- Set task
Every record that follows should be printed verbatim.

== Listing

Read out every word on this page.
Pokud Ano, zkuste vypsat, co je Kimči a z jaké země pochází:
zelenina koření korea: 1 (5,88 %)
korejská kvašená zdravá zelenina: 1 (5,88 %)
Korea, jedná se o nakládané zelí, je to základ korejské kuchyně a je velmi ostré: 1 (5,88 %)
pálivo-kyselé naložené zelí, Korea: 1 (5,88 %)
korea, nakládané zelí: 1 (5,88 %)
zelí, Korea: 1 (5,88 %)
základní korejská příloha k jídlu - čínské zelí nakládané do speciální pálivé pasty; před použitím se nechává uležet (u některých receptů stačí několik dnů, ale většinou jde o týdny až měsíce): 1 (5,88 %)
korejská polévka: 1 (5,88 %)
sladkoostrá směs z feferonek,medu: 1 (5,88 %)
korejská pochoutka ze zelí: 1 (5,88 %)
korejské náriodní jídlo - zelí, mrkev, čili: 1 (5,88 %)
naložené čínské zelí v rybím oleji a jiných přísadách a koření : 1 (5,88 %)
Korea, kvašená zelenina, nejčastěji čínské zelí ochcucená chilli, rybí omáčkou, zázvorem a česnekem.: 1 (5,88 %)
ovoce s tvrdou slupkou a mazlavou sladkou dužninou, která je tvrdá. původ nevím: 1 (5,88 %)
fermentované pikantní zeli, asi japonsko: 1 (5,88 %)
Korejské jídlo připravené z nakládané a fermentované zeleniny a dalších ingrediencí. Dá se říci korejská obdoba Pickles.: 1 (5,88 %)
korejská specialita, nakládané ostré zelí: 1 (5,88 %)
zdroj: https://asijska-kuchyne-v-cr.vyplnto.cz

====

- Worked solution
Read out every word on this page.
Pokud Ano, zkuste vypsat, co je Kimči a z jaké země pochází:
zelenina koření korea: 1 (5,88 %)
korejská kvašená zdravá zelenina: 1 (5,88 %)
Korea, jedná se o nakládané zelí, je to základ korejské kuchyně a je velmi ostré: 1 (5,88 %)
pálivo-kyselé naložené zelí, Korea: 1 (5,88 %)
korea, nakládané zelí: 1 (5,88 %)
zelí, Korea: 1 (5,88 %)
základní korejská příloha k jídlu - čínské zelí nakládané do speciální pálivé pasty; před použitím se nechává uležet (u některých receptů stačí několik dnů, ale většinou jde o týdny až měsíce): 1 (5,88 %)
korejská polévka: 1 (5,88 %)
sladkoostrá směs z feferonek,medu: 1 (5,88 %)
korejská pochoutka ze zelí: 1 (5,88 %)
korejské náriodní jídlo - zelí, mrkev, čili: 1 (5,88 %)
naložené čínské zelí v rybím oleji a jiných přísadách a koření : 1 (5,88 %)
Korea, kvašená zelenina, nejčastěji čínské zelí ochcucená chilli, rybí omáčkou, zázvorem a česnekem.: 1 (5,88 %)
ovoce s tvrdou slupkou a mazlavou sladkou dužninou, která je tvrdá. původ nevím: 1 (5,88 %)
fermentované pikantní zeli, asi japonsko: 1 (5,88 %)
Korejské jídlo připravené z nakládané a fermentované zeleniny a dalších ingrediencí. Dá se říci korejská obdoba Pickles.: 1 (5,88 %)
korejská specialita, nakládané ostré zelí: 1 (5,88 %)
zdroj: https://asijska-kuchyne-v-cr.vyplnto.cz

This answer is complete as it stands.